━━━━━ Data supplied

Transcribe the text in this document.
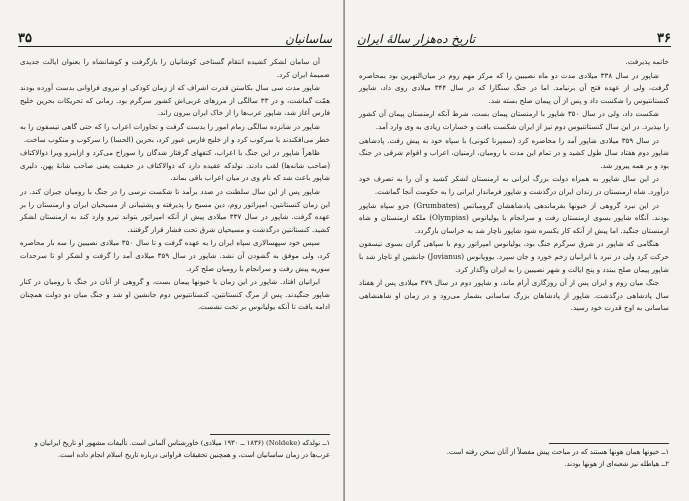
ساسانیان
۳۵

آن سامان لشکر کشیده انتقام گستاخی کوشانیان را بازگرفت و کوشانشاه را بعنوان ایالت جدیدی ضمیمهٔ ایران کرد.

شاپور مدت سی سال بکاستن قدرت اشراف که از زمان کودکی او نیروی فراوانی بدست آورده بودند همّت گماشت، و در ۳۳ سالگی از مرزهای غربی‌اش کشور سرگرم بود. زمانی که تحریکات بحرین خلیج فارس آغاز شد، شاپور عرب‌ها را از خاک ایران بیرون راند.

شاپور در شانزده سالگی زمام امور را بدست گرفت و تجاوزات اعراب را که حتی گاهی تیسفون را به خطر می‌افکندند با سرکوب کرد و از خلیج فارس عبور کرد، بحرین (الحسا) را سرکوب و منکوب ساخت.

ظاهراً شاپور در این جنگ با اعراب، کتفهای گرفتار شدگان را سوراخ می‌کرد و ازاینرو ویرا ذوالاکتاف (صاحب شانه‌ها) لقب دادند. نولدکه عقیده دارد که ذوالاکتاف در حقیقت یعنی صاحب شانهٔ پهن. دلیری شاپور باعث شد که نام وی در میان اعراب باقی بماند.

شاپور پس از این سال سلطنت در صدد برآمد تا شکست نرسی را در جنگ با رومیان جبران کند. در این زمان کنستانتین، امپراتور روم، دین مسیح را پذیرفته و پشتیبانی از مسیحیان ایران و ارمنستان را بر عهده گرفت. شاپور در سال ۳۳۷ میلادی پیش از آنکه امپراتور بتواند نیرو وارد کند به ارمنستان لشکر کشید. کنستانتین درگذشت و مسیحیان شرق تحت فشار قرار گرفتند.

سپس خود سپهسالاری سپاه ایران را به عهده گرفت و تا سال ۳۵۰ میلادی نصیبین را سه بار محاصره کرد، ولی موفق به گشودن آن نشد. شاپور در سال ۳۵۹ میلادی آمد را گرفت و لشکر او تا سرحدات سوریه پیش رفت و سرانجام با رومیان صلح کرد.

ایرانیان افتاد. شاپور در این زمان با خیونها پیمان بست، و گروهی از آنان در جنگ با رومیان در کنار شاپور جنگیدند. پس از مرگ کنستانتین، کنستانتیوس دوم جانشین او شد و جنگ میان دو دولت همچنان ادامه یافت تا آنکه یولیانوس بر تخت نشست.

۱ــ نولدکه (Noldeke) (۱۸۳۶ ــ ۱۹۳۰ میلادی) خاورشناس آلمانی است. تألیفات مشهور او تاریخ ایرانیان و عرب‌ها در زمان ساسانیان است، و همچنین تحقیقات فراوانی درباره تاریخ اسلام انجام داده است.
۳۶
تاریخ ده‌هزار سالهٔ ایران

خاتمه پذیرفت.

شاپور در سال ۳۳۸ میلادی مدت دو ماه نصیبین را که مرکز مهم روم در میان‌النهرین بود بمحاصره گرفت، ولی از عهده فتح آن برنیامد. اما در جنگ سنگارا که در سال ۳۴۴ میلادی روی داد، شاپور کنستانتیوس را شکست داد و پس از آن پیمان صلح بسته شد.

شکست داد، ولی در سال ۳۵۰ شاپور با ارمنستان پیمان بست، شرط آنکه ارمنستان پیمان آن کشور را بپذیرد. در این سال کنستانتیوس دوم نیز از ایران شکست یافت و خسارات زیادی به وی وارد آمد.

در سال ۳۵۹ میلادی شاپور آمد را محاصره کرد (سمپرنا کنونی) با سپاه خود به پیش رفت. پادشاهی شاپور دوم هفتاد سال طول کشید و در تمام این مدت با رومیان، ارمنیان، اعراب و اقوام شرقی در جنگ بود و بر همه پیروز شد.

در این سال شاپور به همراه دولت بزرگ ایرانی به ارمنستان لشکر کشید و آن را به تصرف خود درآورد. شاه ارمنستان در زندان ایران درگذشت و شاپور فرماندار ایرانی را به حکومت آنجا گماشت.

در این نبرد گروهی از خیونها بفرماندهی پادشاهشان گرومباتس (Grumbates) جزو سپاه شاپور بودند. آنگاه شاپور بسوی ارمنستان رفت و سرانجام با یولیانوس (Olympias) ملکه ارمنستان و شاه ارمنستان جنگید. اما پیش از آنکه کار یکسره شود شاپور ناچار شد به خراسان بازگردد.

هنگامی که شاپور در شرق سرگرم جنگ بود، یولیانوس امپراتور روم با سپاهی گران بسوی تیسفون حرکت کرد ولی در نبرد با ایرانیان زخم خورد و جان سپرد. یوویانوس (Jovianus) جانشین او ناچار شد با شاپور پیمان صلح ببندد و پنج ایالت و شهر نصیبین را به ایران واگذار کرد.

جنگ میان روم و ایران پس از آن روزگاری آرام ماند، و شاپور دوم در سال ۳۷۹ میلادی پس از هفتاد سال پادشاهی درگذشت. شاپور از پادشاهان بزرگ ساسانی بشمار می‌رود و در زمان او شاهنشاهی ساسانی به اوج قدرت خود رسید.

۱ــ خیونها همان هونها هستند که در مباحث پیش مفصلاً از آنان سخن رفته است.
۲ــ هیاطله نیز شعبه‌ای از هونها بودند.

━━━━━━━━━━

Each line that has the word "کنستانتین" counts once. How many such lines are in the data? Give the number alone.

2